[Passage provided]
━━━
We can use it to time the latency of a block of code by calling it twice:
{
uint64_t before = rdtsc();
// Code you want to measure the latency of
uint64_t after = rdtsc();
uint64_t latency = after - before; // This also includes the latency of a single rdtsc()
}
We also need a way to convert these values to seconds. Since we don’t put our CPU into deep-sleep state during the execution of our code and the clock source of TSC is steady, the unit change can be done by a simple affine transform. I’ll discuss how this can be done on a future post.
Using rdtsc
alone may not be enough
The problem is that both CPU and the compiler can and will re-order your rdtsc
instructions around. Let’s start with the CPU.
Out-of-order Execution
Almost all modern CPUs use a trick called “out-of-order execution (OoO)”.
━━━
[Set task 1] Translate this sentence from the passage on rdtsc timing into Spanish: "Almost all modern CPUs use a trick called “out-of-order execution (OoO)”."

[Material for the task]
━━━
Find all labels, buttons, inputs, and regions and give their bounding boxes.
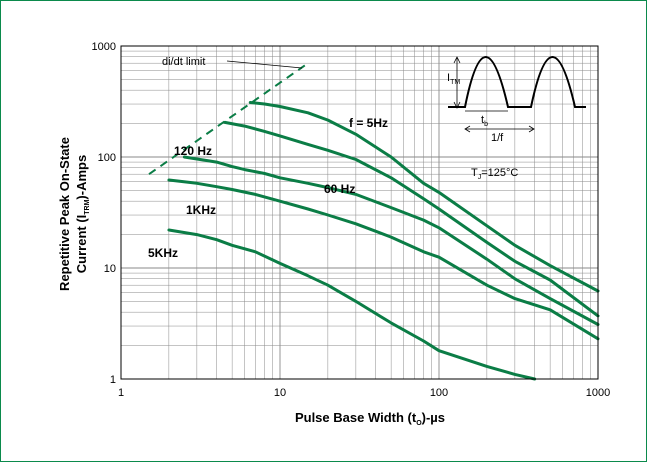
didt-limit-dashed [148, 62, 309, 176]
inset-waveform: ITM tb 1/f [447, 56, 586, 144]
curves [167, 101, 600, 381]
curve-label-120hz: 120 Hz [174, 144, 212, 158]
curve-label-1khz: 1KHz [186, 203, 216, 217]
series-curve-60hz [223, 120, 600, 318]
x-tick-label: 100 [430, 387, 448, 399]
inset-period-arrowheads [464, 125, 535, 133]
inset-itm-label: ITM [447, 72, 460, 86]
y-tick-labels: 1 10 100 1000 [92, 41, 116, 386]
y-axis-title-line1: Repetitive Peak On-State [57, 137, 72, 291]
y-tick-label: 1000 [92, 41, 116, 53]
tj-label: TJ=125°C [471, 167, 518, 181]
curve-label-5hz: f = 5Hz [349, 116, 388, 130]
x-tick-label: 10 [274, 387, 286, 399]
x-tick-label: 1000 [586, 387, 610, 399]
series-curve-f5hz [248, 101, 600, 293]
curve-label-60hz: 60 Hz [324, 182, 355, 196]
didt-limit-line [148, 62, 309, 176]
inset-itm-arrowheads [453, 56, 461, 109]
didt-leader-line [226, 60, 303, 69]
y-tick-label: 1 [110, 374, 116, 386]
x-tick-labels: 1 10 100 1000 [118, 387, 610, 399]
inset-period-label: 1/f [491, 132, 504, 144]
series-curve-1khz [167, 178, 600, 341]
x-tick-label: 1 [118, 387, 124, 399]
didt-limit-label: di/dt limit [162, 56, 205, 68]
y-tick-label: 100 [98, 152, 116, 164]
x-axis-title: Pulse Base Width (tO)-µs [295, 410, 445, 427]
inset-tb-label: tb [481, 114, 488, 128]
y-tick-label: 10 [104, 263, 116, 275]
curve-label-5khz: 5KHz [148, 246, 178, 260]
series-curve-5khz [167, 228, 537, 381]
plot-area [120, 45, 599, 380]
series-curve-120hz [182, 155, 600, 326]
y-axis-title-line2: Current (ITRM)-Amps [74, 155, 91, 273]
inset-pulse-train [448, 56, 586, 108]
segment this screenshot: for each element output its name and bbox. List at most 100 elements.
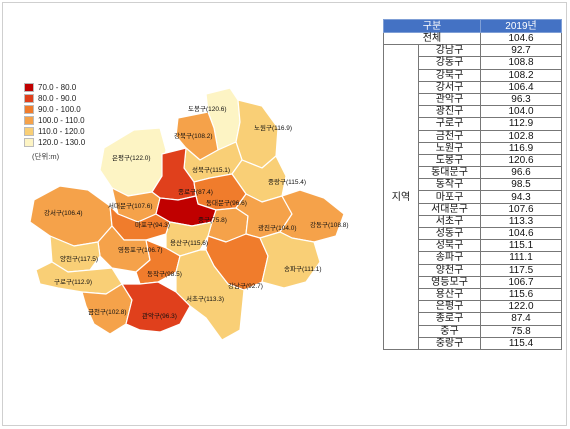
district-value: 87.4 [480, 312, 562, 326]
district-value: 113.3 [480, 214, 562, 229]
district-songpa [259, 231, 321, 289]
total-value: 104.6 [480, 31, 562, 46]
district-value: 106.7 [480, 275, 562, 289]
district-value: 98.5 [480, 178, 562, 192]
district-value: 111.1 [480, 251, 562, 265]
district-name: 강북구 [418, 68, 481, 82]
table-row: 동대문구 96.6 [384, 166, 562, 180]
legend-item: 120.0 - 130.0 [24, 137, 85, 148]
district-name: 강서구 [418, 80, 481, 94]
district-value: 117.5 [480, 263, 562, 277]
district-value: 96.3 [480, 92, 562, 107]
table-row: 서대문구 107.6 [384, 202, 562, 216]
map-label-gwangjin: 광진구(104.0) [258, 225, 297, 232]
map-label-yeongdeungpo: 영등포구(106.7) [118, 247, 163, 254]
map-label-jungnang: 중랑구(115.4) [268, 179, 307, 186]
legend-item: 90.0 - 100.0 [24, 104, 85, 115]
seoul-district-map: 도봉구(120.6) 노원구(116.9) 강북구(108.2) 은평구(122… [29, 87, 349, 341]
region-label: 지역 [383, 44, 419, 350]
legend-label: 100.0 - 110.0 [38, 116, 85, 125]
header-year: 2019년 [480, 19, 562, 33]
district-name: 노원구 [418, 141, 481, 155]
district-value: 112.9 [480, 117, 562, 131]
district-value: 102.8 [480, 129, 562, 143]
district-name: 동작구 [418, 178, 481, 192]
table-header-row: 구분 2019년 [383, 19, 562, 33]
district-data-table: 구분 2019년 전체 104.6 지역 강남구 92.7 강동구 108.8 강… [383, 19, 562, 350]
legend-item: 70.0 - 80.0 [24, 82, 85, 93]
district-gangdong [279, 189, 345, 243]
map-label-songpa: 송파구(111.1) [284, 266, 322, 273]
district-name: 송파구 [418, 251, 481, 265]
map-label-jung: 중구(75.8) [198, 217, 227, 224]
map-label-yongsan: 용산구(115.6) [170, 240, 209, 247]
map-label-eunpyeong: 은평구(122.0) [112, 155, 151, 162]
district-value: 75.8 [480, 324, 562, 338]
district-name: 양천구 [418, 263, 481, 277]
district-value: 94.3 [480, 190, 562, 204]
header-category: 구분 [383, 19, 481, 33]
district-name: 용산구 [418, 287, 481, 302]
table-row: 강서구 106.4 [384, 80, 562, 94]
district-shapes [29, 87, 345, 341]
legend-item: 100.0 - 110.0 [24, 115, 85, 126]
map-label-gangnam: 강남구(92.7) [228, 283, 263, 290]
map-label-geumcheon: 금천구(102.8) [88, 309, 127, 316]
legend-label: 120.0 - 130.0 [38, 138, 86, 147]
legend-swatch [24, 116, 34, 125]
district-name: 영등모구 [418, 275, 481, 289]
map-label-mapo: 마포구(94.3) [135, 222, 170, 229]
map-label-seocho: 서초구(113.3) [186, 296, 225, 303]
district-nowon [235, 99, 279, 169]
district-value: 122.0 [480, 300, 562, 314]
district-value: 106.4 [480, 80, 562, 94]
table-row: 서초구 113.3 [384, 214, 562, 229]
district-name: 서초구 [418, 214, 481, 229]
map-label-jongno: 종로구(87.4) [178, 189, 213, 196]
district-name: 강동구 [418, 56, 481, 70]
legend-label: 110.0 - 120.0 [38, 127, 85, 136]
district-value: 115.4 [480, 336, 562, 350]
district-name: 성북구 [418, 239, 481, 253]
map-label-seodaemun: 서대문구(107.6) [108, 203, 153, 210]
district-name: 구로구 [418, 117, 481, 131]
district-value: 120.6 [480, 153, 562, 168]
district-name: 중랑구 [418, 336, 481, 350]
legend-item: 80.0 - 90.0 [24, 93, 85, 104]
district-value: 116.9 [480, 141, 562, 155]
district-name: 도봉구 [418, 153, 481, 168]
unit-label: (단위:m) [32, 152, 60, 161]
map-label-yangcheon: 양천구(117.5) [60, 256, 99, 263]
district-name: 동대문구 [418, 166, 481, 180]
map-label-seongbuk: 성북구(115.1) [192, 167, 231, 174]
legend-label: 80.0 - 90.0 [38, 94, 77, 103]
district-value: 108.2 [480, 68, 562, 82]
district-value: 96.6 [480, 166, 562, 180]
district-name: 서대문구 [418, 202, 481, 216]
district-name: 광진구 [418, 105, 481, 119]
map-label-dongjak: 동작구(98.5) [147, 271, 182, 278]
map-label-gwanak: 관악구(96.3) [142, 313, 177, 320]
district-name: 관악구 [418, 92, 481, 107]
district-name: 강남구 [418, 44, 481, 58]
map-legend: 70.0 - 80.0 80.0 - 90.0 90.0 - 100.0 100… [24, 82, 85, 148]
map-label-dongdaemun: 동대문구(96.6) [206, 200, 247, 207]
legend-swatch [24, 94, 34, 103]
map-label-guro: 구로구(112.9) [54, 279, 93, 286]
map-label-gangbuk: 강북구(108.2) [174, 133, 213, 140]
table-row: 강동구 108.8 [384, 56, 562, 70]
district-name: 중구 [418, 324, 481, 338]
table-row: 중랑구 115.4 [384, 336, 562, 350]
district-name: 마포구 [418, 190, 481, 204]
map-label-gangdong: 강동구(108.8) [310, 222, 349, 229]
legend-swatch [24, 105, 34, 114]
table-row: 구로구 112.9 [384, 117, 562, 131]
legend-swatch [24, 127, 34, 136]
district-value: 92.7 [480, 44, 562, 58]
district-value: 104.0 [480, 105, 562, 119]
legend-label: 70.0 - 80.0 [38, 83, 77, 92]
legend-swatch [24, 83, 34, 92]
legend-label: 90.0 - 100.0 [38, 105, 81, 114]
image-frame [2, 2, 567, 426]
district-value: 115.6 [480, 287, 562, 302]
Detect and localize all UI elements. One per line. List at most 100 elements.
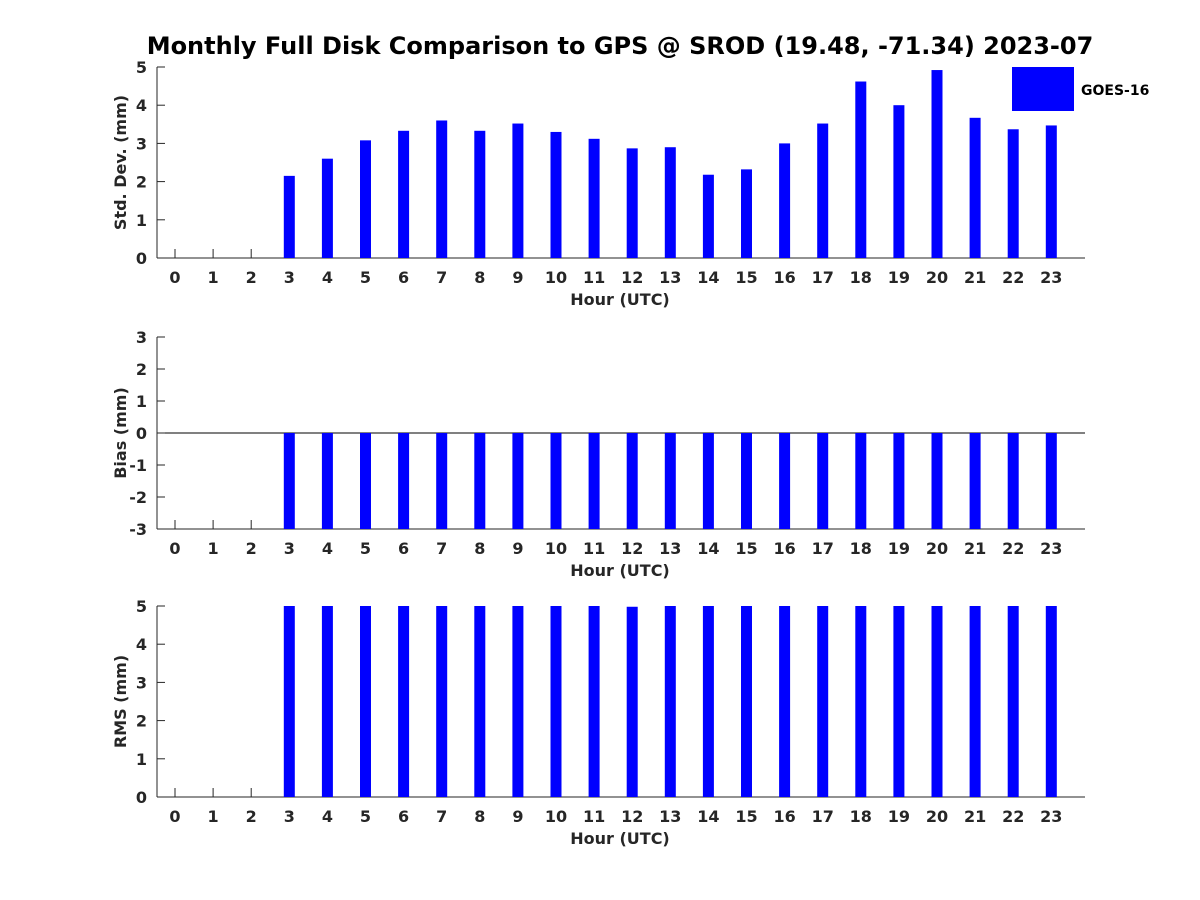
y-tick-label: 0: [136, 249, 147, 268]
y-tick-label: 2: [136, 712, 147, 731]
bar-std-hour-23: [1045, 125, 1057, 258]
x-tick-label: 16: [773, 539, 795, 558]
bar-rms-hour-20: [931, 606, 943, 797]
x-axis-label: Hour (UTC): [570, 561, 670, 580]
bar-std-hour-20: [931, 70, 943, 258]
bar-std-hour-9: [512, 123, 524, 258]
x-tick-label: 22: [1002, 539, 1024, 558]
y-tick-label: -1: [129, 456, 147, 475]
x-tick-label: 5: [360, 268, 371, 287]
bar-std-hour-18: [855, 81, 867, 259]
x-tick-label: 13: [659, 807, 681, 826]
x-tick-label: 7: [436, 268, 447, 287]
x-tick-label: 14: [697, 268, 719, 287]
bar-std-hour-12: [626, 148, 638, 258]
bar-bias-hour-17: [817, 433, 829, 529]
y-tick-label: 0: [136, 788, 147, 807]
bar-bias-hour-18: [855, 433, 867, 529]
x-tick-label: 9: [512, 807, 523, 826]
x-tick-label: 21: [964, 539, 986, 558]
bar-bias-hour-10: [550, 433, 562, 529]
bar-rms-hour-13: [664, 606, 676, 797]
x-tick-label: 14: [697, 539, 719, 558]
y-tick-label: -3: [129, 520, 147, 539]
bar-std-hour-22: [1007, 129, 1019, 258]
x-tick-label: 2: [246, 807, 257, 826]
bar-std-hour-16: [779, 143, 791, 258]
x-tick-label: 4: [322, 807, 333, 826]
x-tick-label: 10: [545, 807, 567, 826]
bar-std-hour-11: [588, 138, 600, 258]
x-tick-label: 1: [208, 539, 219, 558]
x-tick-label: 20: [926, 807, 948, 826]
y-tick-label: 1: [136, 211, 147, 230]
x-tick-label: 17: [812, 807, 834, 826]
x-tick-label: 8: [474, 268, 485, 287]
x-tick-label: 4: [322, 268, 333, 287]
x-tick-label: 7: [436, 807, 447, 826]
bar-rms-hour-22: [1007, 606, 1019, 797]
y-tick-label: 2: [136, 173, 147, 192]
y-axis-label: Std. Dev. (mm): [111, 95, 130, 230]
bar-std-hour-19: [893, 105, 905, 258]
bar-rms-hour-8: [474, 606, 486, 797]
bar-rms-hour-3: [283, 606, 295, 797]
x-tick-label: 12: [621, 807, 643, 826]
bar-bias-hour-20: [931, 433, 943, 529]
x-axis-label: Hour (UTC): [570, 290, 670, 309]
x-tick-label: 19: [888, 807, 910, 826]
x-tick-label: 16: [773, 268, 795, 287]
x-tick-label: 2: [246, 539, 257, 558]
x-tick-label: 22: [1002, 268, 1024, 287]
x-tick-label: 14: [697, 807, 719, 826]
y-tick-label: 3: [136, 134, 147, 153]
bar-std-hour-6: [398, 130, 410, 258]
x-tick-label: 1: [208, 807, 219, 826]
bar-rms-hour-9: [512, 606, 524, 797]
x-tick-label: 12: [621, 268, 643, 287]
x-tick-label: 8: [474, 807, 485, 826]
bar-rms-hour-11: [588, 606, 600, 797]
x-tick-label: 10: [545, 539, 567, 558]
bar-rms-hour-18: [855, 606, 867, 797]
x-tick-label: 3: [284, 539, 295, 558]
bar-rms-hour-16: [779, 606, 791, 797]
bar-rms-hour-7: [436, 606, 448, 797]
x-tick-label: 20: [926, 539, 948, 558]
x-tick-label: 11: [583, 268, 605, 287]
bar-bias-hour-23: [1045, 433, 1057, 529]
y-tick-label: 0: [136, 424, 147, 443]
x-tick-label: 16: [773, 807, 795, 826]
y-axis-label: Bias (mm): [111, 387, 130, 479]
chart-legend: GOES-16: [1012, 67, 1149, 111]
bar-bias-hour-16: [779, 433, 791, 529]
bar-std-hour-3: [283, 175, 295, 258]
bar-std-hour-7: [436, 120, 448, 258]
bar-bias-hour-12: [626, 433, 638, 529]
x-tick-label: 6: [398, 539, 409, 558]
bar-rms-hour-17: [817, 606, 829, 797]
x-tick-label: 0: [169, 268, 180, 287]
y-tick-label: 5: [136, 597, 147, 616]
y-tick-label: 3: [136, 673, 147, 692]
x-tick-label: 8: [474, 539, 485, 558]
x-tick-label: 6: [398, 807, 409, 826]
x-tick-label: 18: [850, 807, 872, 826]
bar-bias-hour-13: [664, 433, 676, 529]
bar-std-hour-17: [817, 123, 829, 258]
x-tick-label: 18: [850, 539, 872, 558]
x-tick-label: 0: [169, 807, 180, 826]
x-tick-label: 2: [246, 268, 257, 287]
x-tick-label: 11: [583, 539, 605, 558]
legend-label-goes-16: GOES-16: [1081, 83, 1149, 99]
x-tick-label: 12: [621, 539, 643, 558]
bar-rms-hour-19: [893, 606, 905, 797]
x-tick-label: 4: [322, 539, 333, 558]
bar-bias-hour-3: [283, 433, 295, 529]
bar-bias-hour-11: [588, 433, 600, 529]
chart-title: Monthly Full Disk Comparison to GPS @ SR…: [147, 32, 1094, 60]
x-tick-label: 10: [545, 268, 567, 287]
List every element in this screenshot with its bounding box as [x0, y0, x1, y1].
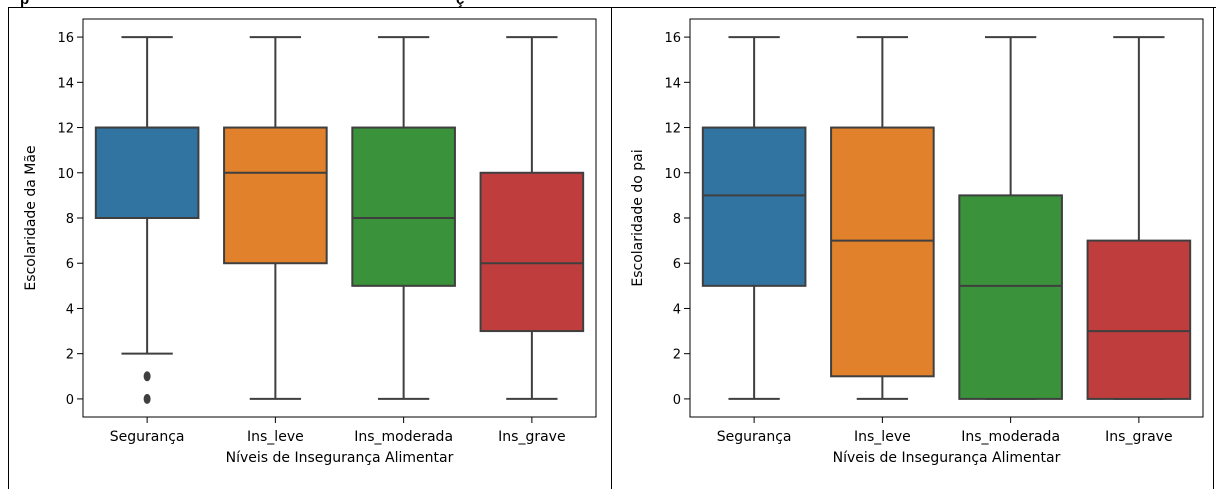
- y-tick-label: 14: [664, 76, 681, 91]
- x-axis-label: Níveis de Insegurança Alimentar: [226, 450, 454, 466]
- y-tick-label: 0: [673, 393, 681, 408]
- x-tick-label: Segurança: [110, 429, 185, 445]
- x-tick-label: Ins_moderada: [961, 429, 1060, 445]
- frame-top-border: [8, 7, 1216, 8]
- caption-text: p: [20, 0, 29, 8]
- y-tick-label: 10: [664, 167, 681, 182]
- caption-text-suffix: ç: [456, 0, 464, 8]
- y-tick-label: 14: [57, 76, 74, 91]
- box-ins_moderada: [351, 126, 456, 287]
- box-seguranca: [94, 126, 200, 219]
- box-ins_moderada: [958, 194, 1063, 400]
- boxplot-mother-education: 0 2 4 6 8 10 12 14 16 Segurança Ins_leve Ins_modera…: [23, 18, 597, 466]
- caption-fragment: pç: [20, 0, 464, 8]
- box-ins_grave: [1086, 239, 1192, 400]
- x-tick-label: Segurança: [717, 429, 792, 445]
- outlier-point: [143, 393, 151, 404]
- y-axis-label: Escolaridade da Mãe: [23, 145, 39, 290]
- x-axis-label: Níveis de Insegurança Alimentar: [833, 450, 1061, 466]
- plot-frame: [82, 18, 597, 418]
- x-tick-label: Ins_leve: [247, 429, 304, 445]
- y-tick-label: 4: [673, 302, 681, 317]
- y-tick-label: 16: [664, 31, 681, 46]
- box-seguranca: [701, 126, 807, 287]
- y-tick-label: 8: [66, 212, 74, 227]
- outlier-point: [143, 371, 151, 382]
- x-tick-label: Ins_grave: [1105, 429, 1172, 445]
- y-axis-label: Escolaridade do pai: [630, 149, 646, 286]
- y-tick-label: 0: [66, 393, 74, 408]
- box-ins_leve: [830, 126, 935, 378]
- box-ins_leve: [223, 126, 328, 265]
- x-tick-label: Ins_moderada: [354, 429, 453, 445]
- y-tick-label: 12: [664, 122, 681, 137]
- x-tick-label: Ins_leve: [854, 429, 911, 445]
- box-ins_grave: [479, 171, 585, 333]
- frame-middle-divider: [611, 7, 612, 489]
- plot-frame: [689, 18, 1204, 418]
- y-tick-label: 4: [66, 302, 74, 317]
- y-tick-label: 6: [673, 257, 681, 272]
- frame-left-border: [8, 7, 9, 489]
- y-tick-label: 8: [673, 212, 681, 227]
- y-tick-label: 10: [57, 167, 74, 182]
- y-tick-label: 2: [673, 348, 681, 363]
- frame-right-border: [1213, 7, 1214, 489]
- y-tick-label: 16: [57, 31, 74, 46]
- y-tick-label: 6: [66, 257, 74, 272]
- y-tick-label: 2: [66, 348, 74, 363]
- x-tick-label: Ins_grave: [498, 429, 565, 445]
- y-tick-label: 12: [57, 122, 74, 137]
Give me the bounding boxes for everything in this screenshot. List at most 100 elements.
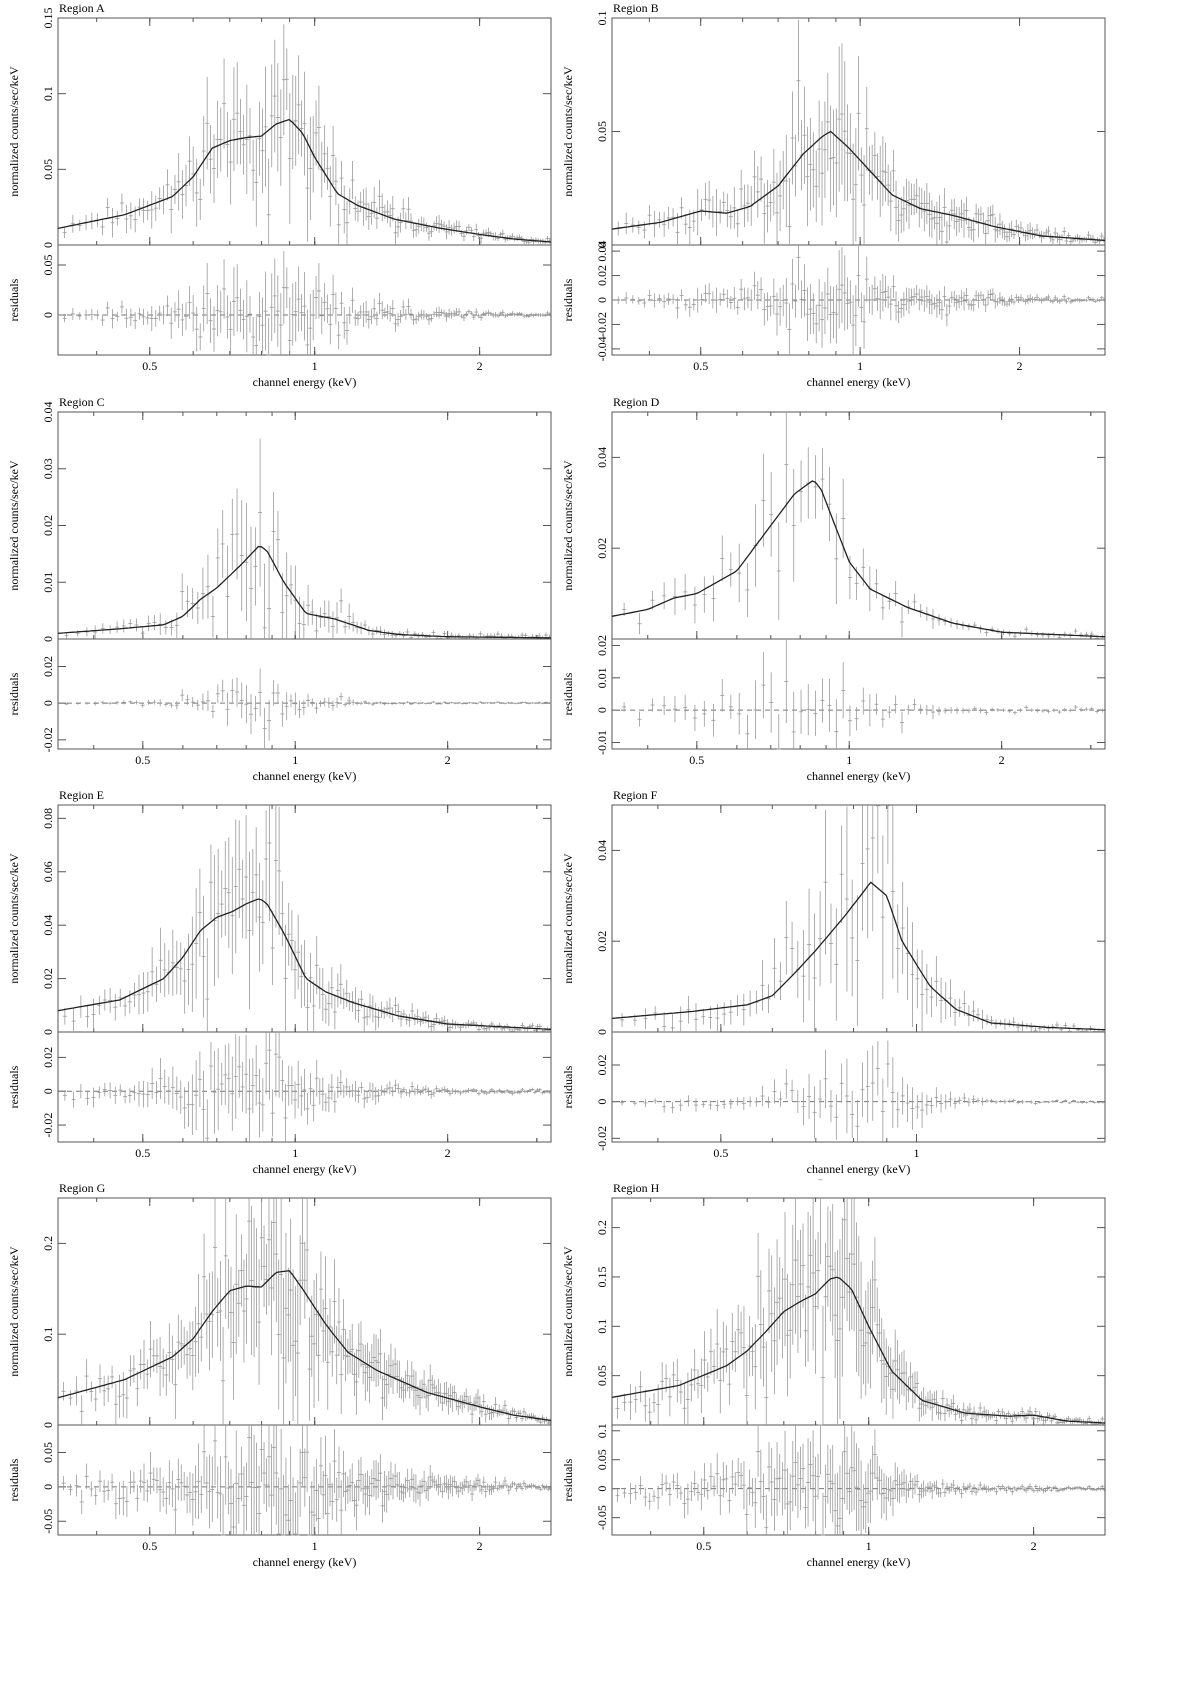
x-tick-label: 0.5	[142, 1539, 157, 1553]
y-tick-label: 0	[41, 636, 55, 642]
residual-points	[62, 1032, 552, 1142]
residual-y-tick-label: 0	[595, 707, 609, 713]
━━━
[Set task 2] In the records, take the lines between the one holding "- y-tick-label: 14: [664, 76, 681, 91]" and the one holding "- caption-text-suffix: ç: [456, 0, 464, 8]", inclusive, and switch "y-tick-label" to "y-axis-tick" throughout them. Return only those lines.

[Output 1] Casi todas las CPU modernas usan un truco llamado «ejecución fuera de orden (OoO)».

[Output 2]
- y-axis-tick: 14: [664, 76, 681, 91]
- x-axis-label: Níveis de Insegurança Alimentar: [226, 450, 454, 466]
- y-axis-tick: 0: [673, 393, 681, 408]
- x-tick-label: Segurança: [110, 429, 185, 445]
- x-tick-label: Ins_moderada: [961, 429, 1060, 445]
- frame-top-border: [8, 7, 1216, 8]
- caption-text: p: [20, 0, 29, 8]
- y-axis-tick: 10: [664, 167, 681, 182]
- caption-text-suffix: ç: [456, 0, 464, 8]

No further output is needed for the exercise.